## Task instructions
Give the data below again, word for word.

---------- Rows ----------

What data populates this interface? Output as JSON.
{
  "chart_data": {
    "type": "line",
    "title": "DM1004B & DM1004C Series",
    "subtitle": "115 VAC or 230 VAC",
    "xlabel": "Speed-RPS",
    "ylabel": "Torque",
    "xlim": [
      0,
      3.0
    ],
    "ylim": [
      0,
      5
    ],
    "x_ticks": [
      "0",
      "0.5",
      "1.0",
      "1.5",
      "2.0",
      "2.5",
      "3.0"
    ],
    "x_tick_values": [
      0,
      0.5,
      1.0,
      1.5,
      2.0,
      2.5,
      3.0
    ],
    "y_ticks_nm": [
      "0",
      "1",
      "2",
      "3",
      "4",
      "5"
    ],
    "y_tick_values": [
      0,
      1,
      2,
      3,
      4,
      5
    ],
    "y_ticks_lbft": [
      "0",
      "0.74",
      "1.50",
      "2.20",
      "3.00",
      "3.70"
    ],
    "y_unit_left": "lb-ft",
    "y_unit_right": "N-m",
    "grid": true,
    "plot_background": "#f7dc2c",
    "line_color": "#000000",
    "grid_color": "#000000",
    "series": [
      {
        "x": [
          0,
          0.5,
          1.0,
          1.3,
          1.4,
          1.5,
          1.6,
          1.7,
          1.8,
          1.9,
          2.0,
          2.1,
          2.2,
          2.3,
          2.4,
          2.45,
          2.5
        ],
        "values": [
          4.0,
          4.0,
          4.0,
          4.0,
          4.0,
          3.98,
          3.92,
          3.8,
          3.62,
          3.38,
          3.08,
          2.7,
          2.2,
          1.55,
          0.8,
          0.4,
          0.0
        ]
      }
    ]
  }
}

----------

## Task output
What data populates this interface? Output as JSON.
{
  "chart_data": {
    "type": "line",
    "title": "DM1004B & DM1004C Series",
    "subtitle": "115 VAC or 230 VAC",
    "xlabel": "Speed-RPS",
    "ylabel": "Torque",
    "xlim": [
      0,
      3.0
    ],
    "ylim": [
      0,
      5
    ],
    "x_ticks": [
      "0",
      "0.5",
      "1.0",
      "1.5",
      "2.0",
      "2.5",
      "3.0"
    ],
    "x_tick_values": [
      0,
      0.5,
      1.0,
      1.5,
      2.0,
      2.5,
      3.0
    ],
    "y_ticks_nm": [
      "0",
      "1",
      "2",
      "3",
      "4",
      "5"
    ],
    "y_tick_values": [
      0,
      1,
      2,
      3,
      4,
      5
    ],
    "y_ticks_lbft": [
      "0",
      "0.74",
      "1.50",
      "2.20",
      "3.00",
      "3.70"
    ],
    "y_unit_left": "lb-ft",
    "y_unit_right": "N-m",
    "grid": true,
    "plot_background": "#f7dc2c",
    "line_color": "#000000",
    "grid_color": "#000000",
    "series": [
      {
        "x": [
          0,
          0.5,
          1.0,
          1.3,
          1.4,
          1.5,
          1.6,
          1.7,
          1.8,
          1.9,
          2.0,
          2.1,
          2.2,
          2.3,
          2.4,
          2.45,
          2.5
        ],
        "values": [
          4.0,
          4.0,
          4.0,
          4.0,
          4.0,
          3.98,
          3.92,
          3.8,
          3.62,
          3.38,
          3.08,
          2.7,
          2.2,
          1.55,
          0.8,
          0.4,
          0.0
        ]
      }
    ]
  }
}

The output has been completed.